- [Исходный текст]:
Ученые делали вид, что внедрили свои наработки, а производственники, что во всю используют новейшие достижения науки.
В настоящее время, когда, казалось бы, создается почва для реального воздействия наукоемких технологий на производственный процесс, в сознании ученых начинает вызревать новый образ науки, реально соединяющий поиск и интерес, результат и выгоду. Это, конечно, не означает, что дух познания сменяется духом предпринимательства. Просто сама жизнь заставляет на-уку, наконец-то, заняться теми проблемами, которые уже сегодня могут дать реальную экономическую выгоду. Причем вовсе не обязательно эти проблемы должны вписываться в круг тех областей знания, где мы традиционно были, что называется, на переднем крае мировой науки.

- [Исходные данные]:
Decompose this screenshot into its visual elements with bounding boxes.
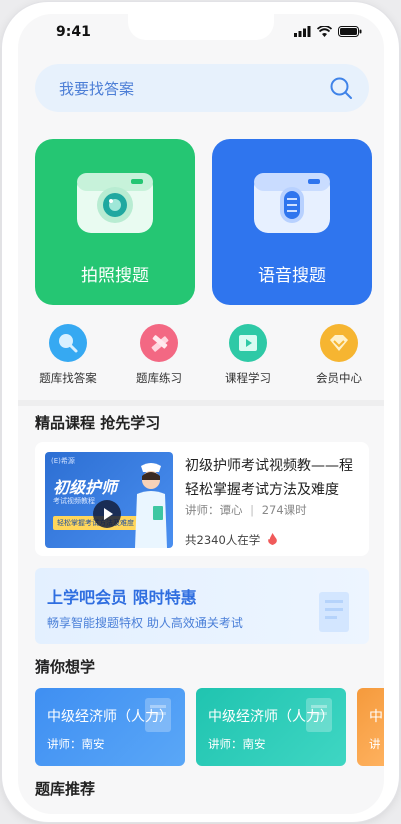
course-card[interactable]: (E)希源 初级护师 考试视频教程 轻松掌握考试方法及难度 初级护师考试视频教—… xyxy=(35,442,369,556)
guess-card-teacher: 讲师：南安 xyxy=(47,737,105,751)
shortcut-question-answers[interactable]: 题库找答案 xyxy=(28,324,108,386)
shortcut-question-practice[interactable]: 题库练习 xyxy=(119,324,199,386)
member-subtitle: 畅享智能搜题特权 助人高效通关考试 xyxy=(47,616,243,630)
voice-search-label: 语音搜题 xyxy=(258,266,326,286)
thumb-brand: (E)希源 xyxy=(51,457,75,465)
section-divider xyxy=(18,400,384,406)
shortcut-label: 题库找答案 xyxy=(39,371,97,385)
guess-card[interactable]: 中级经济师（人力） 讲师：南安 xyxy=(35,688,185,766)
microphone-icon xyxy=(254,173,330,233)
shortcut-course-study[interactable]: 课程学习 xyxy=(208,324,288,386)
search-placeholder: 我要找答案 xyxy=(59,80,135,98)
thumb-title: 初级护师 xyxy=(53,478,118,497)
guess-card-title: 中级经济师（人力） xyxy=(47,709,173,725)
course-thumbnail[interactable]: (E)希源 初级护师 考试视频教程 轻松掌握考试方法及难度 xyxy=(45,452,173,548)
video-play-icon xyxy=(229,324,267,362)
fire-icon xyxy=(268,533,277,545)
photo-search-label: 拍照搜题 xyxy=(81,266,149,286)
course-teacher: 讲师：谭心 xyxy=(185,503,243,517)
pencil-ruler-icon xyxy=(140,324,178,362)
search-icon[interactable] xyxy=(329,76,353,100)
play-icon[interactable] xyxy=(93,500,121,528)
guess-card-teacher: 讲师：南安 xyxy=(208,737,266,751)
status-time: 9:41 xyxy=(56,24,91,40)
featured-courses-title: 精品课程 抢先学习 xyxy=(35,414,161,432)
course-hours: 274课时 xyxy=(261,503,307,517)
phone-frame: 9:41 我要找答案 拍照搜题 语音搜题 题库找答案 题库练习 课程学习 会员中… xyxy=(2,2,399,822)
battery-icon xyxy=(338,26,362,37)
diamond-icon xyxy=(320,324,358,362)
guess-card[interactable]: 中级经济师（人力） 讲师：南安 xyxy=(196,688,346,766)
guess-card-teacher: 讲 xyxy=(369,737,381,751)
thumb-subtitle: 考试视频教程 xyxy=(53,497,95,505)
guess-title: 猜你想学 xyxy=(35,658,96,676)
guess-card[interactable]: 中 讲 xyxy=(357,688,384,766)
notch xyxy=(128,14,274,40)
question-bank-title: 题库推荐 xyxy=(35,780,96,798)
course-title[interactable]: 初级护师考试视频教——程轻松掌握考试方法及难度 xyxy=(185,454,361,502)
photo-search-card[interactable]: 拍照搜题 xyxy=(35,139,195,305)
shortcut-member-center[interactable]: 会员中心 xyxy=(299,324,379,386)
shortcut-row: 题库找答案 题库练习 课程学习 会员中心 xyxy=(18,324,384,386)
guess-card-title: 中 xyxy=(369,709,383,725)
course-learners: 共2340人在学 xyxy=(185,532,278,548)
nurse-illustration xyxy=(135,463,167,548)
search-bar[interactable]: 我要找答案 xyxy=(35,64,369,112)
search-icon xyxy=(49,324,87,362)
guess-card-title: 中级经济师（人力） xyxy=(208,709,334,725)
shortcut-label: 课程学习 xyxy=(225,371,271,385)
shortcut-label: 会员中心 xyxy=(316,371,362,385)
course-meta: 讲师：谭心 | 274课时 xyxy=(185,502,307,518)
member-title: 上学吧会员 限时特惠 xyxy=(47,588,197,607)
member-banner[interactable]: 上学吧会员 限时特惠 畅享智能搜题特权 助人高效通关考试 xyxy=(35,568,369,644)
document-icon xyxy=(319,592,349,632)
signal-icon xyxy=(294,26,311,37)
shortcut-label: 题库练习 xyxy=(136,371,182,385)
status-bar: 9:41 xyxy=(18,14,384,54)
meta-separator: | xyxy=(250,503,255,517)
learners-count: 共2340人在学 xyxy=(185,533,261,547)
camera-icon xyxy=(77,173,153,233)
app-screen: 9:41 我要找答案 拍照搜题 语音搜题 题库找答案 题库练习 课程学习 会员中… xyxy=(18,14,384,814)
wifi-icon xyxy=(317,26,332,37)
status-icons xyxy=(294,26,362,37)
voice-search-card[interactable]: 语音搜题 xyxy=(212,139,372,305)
---
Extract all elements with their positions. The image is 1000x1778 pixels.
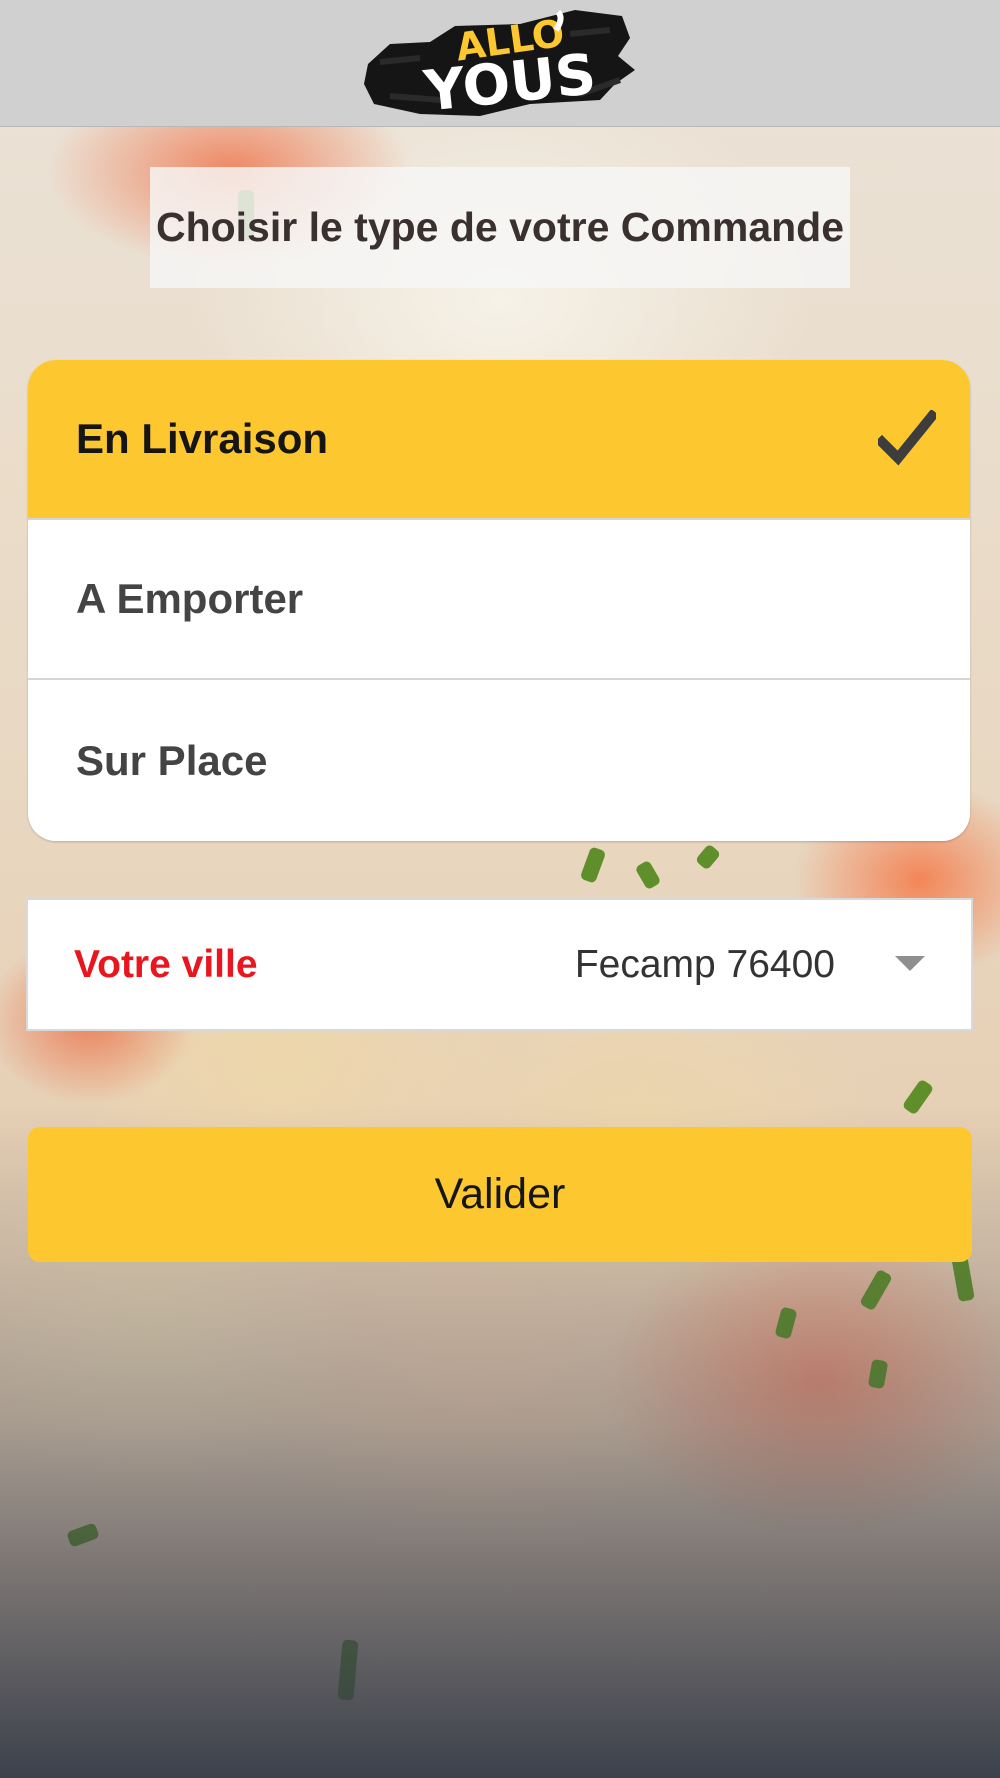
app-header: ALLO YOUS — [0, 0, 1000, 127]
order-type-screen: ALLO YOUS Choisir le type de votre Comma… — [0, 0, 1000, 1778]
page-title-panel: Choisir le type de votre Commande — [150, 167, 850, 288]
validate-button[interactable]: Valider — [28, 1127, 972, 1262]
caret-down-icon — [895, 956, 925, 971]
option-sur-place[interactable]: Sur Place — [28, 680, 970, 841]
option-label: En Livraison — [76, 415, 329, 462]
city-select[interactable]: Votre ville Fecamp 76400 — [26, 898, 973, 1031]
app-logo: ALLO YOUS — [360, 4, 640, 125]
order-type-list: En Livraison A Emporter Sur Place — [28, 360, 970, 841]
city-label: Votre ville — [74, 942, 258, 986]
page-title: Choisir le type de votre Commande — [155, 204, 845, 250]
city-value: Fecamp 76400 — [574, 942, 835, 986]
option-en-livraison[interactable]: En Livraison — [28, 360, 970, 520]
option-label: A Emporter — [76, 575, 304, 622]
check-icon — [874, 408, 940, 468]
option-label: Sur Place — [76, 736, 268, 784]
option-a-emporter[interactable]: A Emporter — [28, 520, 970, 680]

- [Задание A]: Перепишите фрагмент текста о науке и производстве от «В настоящее время, когда, казалось» до «крае мировой науки.», заменив «наукоемких» на «передовых».
- [Задание B]: Продолжите текст о науке и производстве, начав сразу после его последнего предложения.

- [Ответ A]:
В настоящее время, когда, казалось бы, создается почва для реального воздействия передовых технологий на производственный процесс, в сознании ученых начинает вызревать новый образ науки, реально соединяющий поиск и интерес, результат и выгоду. Это, конечно, не означает, что дух познания сменяется духом предпринимательства. Просто сама жизнь заставляет на-уку, наконец-то, заняться теми проблемами, которые уже сегодня могут дать реальную экономическую выгоду. Причем вовсе не обязательно эти проблемы должны вписываться в круг тех областей знания, где мы традиционно были, что называется, на переднем крае мировой науки.

- [Ответ B]:
В первую очередь, они должны способствовать нашим внутренним экономическим задачам и обслуживать процесс, который называется структурной перестройкой народного хозяйства. Придется согласиться с Е.В. Водовозовой, что “в конечном счете от понимания специфики взаимодействия в современной отечественной науке познания и предпринимательства – причем в контексте всей российской социокультурной традиции – будет зависеть пока скрытое за дымкой неопределенности научное будущее страны и не только научное” [598]
.Не исключено, кстати, что российская наука начнет обретать былые позиции тогда, когда расстанется с былыми приоритетами. Ведь XXI век, по всей вероятности, будет веком активного освоения наукоемких технологий, а они произрастают из умения сочленить фундаментальное знание с инженерным проектом. Иными словами, «цехами» создания новейших технологий будут не лаборатории академических институтов с их нынешним статусом, а институты заводского типа, ориентированные не на внедрение научных открытий, а на повышение с их помощью эффективности и качества производственного процесса.